■ Aim of the task
Could you copy every line from the material below in which "source" appears?

■ Dataset rows
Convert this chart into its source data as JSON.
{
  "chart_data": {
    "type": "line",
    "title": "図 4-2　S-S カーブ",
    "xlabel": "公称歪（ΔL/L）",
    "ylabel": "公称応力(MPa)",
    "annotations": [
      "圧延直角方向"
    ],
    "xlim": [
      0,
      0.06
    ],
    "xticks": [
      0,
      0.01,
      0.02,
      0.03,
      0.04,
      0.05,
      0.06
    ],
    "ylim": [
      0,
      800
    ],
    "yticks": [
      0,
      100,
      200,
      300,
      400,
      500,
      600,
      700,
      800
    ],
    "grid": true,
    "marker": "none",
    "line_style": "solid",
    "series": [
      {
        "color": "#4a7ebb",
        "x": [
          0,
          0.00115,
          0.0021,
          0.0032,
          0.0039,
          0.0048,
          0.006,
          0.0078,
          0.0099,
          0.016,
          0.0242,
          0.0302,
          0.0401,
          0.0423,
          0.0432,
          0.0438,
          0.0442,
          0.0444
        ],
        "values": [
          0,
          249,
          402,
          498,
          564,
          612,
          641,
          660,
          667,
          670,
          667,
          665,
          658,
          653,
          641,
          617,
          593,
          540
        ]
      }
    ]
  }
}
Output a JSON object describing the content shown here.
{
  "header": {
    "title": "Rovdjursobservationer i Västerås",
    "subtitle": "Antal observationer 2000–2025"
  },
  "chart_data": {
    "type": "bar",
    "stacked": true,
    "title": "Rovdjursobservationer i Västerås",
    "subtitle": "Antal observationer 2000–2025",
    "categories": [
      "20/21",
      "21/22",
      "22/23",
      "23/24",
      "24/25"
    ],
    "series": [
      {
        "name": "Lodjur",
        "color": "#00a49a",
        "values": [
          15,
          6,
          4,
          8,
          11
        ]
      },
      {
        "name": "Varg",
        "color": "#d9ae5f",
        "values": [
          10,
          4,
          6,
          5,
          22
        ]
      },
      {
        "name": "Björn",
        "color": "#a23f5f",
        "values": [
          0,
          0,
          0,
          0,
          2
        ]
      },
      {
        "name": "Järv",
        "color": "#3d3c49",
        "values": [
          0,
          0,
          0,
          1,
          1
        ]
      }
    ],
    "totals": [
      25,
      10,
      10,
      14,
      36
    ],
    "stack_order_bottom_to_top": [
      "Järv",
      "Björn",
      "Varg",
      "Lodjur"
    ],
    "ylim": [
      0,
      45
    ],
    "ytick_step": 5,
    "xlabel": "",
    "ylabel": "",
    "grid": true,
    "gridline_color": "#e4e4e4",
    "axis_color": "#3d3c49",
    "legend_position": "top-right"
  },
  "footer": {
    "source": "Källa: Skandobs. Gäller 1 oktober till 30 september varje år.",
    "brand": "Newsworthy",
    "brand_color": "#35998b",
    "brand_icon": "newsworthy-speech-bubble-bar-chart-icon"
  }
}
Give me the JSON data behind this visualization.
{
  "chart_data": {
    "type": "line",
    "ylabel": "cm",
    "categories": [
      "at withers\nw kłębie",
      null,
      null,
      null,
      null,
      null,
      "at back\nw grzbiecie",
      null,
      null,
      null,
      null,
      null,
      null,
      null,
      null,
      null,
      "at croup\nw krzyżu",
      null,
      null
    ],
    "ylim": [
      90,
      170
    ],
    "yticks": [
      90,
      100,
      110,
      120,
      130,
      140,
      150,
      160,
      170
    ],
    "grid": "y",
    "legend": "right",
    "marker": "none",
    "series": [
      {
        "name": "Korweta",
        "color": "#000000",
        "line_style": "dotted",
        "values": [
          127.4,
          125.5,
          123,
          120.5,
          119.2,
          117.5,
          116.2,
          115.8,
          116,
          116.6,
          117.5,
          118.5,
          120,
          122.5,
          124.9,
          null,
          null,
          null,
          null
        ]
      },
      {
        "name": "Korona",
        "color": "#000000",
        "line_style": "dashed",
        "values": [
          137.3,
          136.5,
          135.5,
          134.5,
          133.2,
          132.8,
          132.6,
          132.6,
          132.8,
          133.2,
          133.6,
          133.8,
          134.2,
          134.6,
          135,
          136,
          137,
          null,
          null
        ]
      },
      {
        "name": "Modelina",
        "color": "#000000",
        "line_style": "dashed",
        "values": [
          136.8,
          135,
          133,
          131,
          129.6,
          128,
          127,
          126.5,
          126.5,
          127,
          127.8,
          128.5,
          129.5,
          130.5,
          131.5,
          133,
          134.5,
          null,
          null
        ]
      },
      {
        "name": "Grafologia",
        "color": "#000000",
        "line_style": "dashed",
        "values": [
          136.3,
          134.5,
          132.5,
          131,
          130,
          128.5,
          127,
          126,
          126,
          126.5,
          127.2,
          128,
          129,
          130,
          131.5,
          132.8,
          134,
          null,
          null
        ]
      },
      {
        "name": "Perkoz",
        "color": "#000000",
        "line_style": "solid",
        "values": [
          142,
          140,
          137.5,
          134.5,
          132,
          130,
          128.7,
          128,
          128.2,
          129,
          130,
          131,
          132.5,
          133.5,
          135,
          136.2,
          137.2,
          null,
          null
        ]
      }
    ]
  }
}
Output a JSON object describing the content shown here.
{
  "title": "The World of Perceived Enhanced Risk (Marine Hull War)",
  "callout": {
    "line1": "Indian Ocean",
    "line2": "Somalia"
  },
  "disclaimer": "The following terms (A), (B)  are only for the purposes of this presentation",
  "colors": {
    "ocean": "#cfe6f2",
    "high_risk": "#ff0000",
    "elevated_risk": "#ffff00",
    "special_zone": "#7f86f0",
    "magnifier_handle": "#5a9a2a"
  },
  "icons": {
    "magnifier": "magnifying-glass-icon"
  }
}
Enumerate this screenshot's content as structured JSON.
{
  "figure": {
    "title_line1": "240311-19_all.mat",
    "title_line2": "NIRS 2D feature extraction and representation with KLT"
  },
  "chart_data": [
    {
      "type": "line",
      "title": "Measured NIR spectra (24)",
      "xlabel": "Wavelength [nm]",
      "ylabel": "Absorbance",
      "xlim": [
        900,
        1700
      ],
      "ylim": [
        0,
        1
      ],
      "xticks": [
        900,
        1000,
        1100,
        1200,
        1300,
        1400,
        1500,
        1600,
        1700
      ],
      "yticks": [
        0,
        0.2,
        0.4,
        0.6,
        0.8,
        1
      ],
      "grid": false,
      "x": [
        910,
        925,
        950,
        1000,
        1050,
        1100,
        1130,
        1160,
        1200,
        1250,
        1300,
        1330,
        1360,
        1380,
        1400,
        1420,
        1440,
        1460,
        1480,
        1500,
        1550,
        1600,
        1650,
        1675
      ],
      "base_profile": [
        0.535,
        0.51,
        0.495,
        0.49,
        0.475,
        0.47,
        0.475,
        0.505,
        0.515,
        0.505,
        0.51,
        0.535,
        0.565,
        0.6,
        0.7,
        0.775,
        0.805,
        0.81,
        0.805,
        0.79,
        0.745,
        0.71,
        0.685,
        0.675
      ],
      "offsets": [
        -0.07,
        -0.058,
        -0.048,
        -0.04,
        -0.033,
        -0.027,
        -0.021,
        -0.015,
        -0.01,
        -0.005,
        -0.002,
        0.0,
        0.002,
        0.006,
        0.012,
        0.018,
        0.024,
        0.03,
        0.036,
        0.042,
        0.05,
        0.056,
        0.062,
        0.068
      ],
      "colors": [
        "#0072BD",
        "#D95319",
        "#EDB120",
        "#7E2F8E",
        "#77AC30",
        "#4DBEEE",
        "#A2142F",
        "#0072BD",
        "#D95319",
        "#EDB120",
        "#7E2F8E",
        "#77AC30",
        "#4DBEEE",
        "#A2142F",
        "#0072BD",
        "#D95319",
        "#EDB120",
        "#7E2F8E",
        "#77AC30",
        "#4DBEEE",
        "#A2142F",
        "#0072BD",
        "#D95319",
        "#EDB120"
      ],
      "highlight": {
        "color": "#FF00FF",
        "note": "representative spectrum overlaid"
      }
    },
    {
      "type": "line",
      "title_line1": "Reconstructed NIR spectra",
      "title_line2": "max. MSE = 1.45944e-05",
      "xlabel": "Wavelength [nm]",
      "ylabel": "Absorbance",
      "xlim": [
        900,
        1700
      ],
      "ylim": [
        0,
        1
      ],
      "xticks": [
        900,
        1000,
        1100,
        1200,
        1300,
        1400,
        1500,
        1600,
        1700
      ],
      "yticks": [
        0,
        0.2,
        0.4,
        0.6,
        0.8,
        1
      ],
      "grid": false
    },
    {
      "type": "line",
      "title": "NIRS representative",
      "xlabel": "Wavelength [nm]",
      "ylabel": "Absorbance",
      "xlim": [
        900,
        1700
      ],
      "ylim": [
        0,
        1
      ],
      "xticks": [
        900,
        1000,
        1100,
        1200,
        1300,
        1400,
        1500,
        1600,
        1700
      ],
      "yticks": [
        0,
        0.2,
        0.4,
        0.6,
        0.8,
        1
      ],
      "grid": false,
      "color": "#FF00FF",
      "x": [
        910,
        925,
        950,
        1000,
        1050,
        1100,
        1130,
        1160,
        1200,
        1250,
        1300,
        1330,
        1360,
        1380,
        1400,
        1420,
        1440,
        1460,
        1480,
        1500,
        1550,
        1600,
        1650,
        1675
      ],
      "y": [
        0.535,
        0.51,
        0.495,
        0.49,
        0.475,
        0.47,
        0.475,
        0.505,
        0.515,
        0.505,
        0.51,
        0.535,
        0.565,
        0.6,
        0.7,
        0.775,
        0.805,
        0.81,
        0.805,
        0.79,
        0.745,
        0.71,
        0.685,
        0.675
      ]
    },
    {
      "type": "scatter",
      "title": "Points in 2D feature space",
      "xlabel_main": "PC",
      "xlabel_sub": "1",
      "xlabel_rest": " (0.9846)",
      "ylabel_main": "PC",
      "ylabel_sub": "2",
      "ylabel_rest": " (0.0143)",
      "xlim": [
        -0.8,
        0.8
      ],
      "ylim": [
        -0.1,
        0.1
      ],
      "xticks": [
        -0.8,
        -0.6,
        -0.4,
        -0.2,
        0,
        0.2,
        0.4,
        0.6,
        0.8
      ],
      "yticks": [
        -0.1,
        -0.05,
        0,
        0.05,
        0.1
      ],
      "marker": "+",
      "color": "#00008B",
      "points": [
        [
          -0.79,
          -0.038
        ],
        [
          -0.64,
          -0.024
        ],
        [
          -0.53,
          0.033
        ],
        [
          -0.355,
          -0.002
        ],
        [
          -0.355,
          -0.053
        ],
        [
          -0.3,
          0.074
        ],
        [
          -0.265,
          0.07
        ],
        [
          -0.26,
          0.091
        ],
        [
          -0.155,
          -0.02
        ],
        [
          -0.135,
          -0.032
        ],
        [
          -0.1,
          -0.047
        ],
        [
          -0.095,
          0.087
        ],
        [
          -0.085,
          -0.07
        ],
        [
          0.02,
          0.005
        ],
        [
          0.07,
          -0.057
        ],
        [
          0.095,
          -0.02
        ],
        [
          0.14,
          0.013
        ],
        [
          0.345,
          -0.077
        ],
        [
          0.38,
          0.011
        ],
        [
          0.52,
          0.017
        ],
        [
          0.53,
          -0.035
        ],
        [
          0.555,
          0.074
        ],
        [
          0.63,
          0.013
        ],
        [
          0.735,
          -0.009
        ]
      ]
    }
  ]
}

■ Exercise output
Convert this chart into its source data as JSON.
    "source": "Källa: Skandobs. Gäller 1 oktober till 30 september varje år.",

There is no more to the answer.